THE TASK: Only the pictures are omitted; repeat all other data exactly.

Data extracted from a collection:
• • • •
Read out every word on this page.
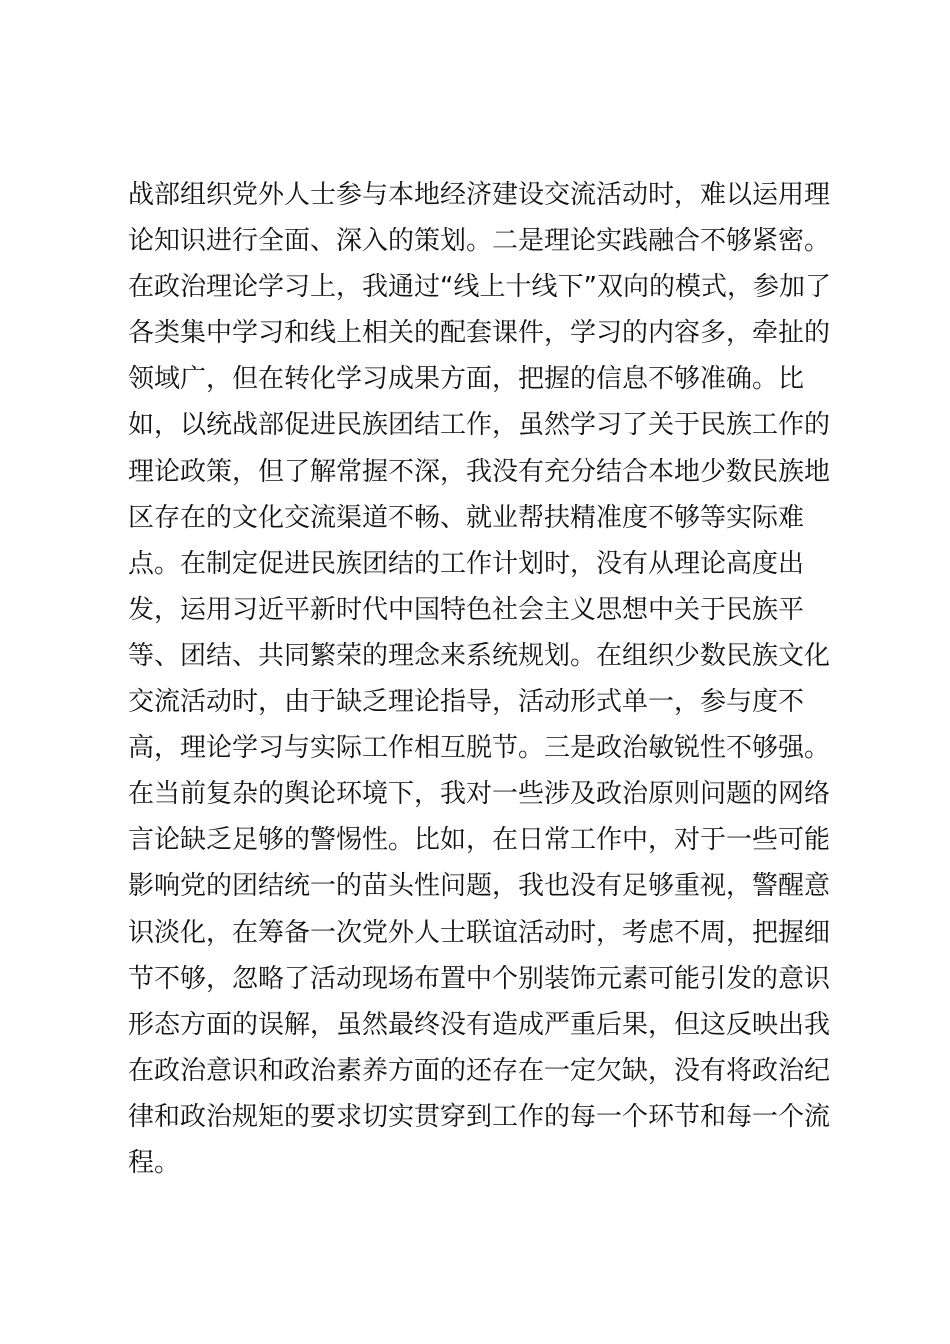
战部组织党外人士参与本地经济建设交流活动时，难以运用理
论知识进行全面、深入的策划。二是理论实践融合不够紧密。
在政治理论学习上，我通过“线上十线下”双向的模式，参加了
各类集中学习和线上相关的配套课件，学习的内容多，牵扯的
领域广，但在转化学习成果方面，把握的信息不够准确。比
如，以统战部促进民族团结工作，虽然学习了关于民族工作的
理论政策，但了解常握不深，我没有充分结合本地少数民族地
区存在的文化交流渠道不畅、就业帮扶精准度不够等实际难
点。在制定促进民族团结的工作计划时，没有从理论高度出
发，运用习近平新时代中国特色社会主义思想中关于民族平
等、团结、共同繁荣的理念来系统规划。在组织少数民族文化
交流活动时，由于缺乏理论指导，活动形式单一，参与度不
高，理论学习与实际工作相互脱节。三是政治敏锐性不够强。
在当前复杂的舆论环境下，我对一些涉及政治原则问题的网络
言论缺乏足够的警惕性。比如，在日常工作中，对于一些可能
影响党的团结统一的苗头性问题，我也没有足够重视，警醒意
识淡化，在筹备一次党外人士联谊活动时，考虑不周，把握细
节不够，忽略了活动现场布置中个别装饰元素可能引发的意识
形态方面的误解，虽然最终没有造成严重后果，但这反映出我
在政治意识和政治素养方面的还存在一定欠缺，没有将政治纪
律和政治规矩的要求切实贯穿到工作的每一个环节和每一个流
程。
• • • •
FULL SOLUTION:
Read out every word on this page.
战部组织党外人士参与本地经济建设交流活动时，难以运用理
论知识进行全面、深入的策划。二是理论实践融合不够紧密。
在政治理论学习上，我通过“线上十线下”双向的模式，参加了
各类集中学习和线上相关的配套课件，学习的内容多，牵扯的
领域广，但在转化学习成果方面，把握的信息不够准确。比
如，以统战部促进民族团结工作，虽然学习了关于民族工作的
理论政策，但了解常握不深，我没有充分结合本地少数民族地
区存在的文化交流渠道不畅、就业帮扶精准度不够等实际难
点。在制定促进民族团结的工作计划时，没有从理论高度出
发，运用习近平新时代中国特色社会主义思想中关于民族平
等、团结、共同繁荣的理念来系统规划。在组织少数民族文化
交流活动时，由于缺乏理论指导，活动形式单一，参与度不
高，理论学习与实际工作相互脱节。三是政治敏锐性不够强。
在当前复杂的舆论环境下，我对一些涉及政治原则问题的网络
言论缺乏足够的警惕性。比如，在日常工作中，对于一些可能
影响党的团结统一的苗头性问题，我也没有足够重视，警醒意
识淡化，在筹备一次党外人士联谊活动时，考虑不周，把握细
节不够，忽略了活动现场布置中个别装饰元素可能引发的意识
形态方面的误解，虽然最终没有造成严重后果，但这反映出我
在政治意识和政治素养方面的还存在一定欠缺，没有将政治纪
律和政治规矩的要求切实贯穿到工作的每一个环节和每一个流
程。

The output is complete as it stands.